- **EXERCISE DESCRIPTION**:
Find each line in the following listing that has the string "name", then state the count and nothing else.

- **MATERIAL**:
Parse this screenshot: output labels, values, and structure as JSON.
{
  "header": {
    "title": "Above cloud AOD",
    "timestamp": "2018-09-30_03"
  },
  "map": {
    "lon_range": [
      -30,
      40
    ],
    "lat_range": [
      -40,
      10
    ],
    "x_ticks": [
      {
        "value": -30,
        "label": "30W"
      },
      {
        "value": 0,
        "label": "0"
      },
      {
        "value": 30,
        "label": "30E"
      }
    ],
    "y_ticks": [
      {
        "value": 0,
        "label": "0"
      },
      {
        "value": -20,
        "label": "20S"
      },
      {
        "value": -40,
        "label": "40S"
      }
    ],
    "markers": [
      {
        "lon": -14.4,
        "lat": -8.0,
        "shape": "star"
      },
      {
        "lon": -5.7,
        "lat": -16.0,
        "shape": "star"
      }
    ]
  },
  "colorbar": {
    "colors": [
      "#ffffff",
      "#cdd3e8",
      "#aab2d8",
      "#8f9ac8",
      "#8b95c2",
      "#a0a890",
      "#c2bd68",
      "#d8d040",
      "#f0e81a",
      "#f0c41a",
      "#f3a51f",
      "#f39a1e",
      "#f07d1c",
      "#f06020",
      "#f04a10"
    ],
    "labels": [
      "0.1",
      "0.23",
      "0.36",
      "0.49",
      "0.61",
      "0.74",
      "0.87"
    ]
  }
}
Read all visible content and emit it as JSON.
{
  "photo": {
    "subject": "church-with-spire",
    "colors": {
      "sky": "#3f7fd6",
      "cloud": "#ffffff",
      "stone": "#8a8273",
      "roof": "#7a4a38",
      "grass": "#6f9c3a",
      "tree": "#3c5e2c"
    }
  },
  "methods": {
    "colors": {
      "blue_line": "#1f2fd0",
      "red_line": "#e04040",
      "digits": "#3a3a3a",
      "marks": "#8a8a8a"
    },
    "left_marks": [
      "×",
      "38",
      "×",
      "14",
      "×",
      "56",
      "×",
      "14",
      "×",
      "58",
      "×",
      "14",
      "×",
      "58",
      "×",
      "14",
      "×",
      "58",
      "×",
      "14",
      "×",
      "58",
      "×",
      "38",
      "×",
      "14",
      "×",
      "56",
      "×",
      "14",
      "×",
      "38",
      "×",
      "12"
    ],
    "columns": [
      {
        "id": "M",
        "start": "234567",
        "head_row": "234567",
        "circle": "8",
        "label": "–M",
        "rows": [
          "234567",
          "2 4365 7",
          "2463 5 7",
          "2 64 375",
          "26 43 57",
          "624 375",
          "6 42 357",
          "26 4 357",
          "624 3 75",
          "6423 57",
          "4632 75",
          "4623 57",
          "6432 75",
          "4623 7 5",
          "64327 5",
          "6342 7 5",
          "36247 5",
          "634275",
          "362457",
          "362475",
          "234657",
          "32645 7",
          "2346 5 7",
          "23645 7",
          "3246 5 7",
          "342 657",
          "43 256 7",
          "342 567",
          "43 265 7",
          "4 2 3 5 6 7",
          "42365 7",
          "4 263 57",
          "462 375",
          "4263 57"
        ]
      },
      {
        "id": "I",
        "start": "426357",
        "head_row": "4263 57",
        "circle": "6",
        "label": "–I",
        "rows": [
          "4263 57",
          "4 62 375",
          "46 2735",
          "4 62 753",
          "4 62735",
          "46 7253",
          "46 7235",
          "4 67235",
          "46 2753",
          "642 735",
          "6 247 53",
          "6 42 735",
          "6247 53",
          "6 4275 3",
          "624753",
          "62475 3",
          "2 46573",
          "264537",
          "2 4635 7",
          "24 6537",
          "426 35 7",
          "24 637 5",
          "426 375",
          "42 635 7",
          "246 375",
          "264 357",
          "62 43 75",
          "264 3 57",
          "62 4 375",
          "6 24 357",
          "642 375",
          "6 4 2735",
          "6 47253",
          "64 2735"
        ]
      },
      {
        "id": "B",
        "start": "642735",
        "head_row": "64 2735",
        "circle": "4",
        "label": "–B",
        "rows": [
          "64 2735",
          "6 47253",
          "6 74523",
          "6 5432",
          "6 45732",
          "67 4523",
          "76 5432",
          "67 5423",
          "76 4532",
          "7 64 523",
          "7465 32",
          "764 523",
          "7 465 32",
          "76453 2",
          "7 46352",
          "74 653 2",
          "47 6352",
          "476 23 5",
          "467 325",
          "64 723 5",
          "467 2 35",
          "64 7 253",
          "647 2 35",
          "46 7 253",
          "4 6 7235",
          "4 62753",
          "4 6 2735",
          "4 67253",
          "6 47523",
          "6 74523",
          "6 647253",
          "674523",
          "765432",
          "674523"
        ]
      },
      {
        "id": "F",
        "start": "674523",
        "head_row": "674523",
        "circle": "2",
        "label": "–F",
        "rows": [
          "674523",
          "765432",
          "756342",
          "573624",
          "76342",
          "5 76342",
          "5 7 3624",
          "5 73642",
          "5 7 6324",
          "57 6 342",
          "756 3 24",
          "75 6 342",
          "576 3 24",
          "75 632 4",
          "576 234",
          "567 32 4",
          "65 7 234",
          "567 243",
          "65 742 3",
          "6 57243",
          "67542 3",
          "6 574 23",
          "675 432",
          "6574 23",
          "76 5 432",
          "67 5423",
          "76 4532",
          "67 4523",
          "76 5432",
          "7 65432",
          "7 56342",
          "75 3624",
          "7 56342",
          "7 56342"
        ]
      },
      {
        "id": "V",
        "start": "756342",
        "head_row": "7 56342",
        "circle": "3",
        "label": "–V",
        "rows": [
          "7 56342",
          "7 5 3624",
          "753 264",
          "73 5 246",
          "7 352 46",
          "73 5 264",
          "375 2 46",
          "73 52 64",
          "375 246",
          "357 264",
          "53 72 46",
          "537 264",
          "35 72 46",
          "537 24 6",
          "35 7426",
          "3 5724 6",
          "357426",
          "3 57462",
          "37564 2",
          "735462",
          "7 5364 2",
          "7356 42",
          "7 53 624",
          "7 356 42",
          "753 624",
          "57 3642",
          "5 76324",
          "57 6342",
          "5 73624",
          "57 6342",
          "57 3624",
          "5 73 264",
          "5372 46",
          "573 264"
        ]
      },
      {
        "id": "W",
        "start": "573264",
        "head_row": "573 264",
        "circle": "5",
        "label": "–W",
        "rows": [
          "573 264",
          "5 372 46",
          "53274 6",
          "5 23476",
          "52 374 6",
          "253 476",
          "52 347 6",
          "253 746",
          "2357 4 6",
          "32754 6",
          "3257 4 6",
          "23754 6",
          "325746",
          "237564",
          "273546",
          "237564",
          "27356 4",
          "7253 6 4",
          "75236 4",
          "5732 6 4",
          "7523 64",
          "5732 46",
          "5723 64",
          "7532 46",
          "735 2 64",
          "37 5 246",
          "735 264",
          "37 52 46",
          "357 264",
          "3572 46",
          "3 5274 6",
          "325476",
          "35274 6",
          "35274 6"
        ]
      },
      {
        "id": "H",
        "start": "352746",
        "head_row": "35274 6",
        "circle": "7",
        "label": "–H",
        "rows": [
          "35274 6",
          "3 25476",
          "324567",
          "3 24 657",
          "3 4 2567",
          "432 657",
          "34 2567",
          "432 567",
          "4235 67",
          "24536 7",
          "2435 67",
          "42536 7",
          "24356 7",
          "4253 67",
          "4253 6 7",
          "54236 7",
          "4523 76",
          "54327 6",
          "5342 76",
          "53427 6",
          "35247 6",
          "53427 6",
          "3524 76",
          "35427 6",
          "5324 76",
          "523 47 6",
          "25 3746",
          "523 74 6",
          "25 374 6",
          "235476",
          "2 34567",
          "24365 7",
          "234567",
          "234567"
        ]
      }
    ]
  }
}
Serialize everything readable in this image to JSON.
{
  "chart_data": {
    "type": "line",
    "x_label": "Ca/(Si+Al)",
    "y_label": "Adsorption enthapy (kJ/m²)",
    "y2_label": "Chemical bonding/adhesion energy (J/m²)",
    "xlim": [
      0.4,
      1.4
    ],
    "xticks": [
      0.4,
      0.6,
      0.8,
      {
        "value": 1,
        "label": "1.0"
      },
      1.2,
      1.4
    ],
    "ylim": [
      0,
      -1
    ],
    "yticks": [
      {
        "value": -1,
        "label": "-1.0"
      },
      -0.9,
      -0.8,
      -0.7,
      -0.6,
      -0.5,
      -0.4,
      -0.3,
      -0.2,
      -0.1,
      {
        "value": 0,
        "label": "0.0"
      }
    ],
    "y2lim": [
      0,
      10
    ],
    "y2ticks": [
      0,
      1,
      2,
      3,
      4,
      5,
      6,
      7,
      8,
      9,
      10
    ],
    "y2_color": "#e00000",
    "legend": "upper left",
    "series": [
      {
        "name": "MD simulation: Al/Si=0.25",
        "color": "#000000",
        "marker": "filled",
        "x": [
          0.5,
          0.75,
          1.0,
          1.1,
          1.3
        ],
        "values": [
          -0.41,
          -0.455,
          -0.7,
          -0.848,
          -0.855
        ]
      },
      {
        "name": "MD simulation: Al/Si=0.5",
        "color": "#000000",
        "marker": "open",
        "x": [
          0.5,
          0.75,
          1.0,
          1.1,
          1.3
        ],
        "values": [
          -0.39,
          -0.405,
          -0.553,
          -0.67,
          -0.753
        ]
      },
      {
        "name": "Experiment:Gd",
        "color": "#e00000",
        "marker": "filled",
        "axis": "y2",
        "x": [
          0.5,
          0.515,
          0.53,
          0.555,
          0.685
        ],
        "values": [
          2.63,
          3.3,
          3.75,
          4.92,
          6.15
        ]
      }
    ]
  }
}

- **TASK RESULT**:
3